_Stated problem:_
Set down, in full, every record in the block.

[Dataset items]

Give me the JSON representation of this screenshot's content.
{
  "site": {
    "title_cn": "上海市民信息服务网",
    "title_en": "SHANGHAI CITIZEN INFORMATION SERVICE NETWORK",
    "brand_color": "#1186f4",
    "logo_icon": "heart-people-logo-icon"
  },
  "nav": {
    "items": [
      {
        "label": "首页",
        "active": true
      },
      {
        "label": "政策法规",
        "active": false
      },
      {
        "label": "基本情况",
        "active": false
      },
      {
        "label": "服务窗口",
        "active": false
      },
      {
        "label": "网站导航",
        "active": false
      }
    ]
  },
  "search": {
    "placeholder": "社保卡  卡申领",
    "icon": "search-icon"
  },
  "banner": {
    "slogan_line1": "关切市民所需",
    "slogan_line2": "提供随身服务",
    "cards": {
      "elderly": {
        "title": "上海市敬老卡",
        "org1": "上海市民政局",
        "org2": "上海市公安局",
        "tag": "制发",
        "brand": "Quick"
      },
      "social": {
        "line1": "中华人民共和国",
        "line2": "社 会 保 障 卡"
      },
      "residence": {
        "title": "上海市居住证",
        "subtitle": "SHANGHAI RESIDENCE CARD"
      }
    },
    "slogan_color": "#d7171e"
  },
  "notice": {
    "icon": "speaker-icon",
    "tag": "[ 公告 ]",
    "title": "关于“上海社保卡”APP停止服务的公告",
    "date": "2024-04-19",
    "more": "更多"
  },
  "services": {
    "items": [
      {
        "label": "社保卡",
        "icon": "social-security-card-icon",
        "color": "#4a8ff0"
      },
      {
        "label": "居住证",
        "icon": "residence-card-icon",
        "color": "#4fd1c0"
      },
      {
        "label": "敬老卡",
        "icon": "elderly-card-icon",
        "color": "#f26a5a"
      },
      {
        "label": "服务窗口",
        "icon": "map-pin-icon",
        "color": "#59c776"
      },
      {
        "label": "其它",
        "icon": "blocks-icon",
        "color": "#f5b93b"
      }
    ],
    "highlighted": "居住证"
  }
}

_Solution:_
Give me the JSON representation of this screenshot's content.
{
  "site": {
    "title_cn": "上海市民信息服务网",
    "title_en": "SHANGHAI CITIZEN INFORMATION SERVICE NETWORK",
    "brand_color": "#1186f4",
    "logo_icon": "heart-people-logo-icon"
  },
  "nav": {
    "items": [
      {
        "label": "首页",
        "active": true
      },
      {
        "label": "政策法规",
        "active": false
      },
      {
        "label": "基本情况",
        "active": false
      },
      {
        "label": "服务窗口",
        "active": false
      },
      {
        "label": "网站导航",
        "active": false
      }
    ]
  },
  "search": {
    "placeholder": "社保卡  卡申领",
    "icon": "search-icon"
  },
  "banner": {
    "slogan_line1": "关切市民所需",
    "slogan_line2": "提供随身服务",
    "cards": {
      "elderly": {
        "title": "上海市敬老卡",
        "org1": "上海市民政局",
        "org2": "上海市公安局",
        "tag": "制发",
        "brand": "Quick"
      },
      "social": {
        "line1": "中华人民共和国",
        "line2": "社 会 保 障 卡"
      },
      "residence": {
        "title": "上海市居住证",
        "subtitle": "SHANGHAI RESIDENCE CARD"
      }
    },
    "slogan_color": "#d7171e"
  },
  "notice": {
    "icon": "speaker-icon",
    "tag": "[ 公告 ]",
    "title": "关于“上海社保卡”APP停止服务的公告",
    "date": "2024-04-19",
    "more": "更多"
  },
  "services": {
    "items": [
      {
        "label": "社保卡",
        "icon": "social-security-card-icon",
        "color": "#4a8ff0"
      },
      {
        "label": "居住证",
        "icon": "residence-card-icon",
        "color": "#4fd1c0"
      },
      {
        "label": "敬老卡",
        "icon": "elderly-card-icon",
        "color": "#f26a5a"
      },
      {
        "label": "服务窗口",
        "icon": "map-pin-icon",
        "color": "#59c776"
      },
      {
        "label": "其它",
        "icon": "blocks-icon",
        "color": "#f5b93b"
      }
    ],
    "highlighted": "居住证"
  }
}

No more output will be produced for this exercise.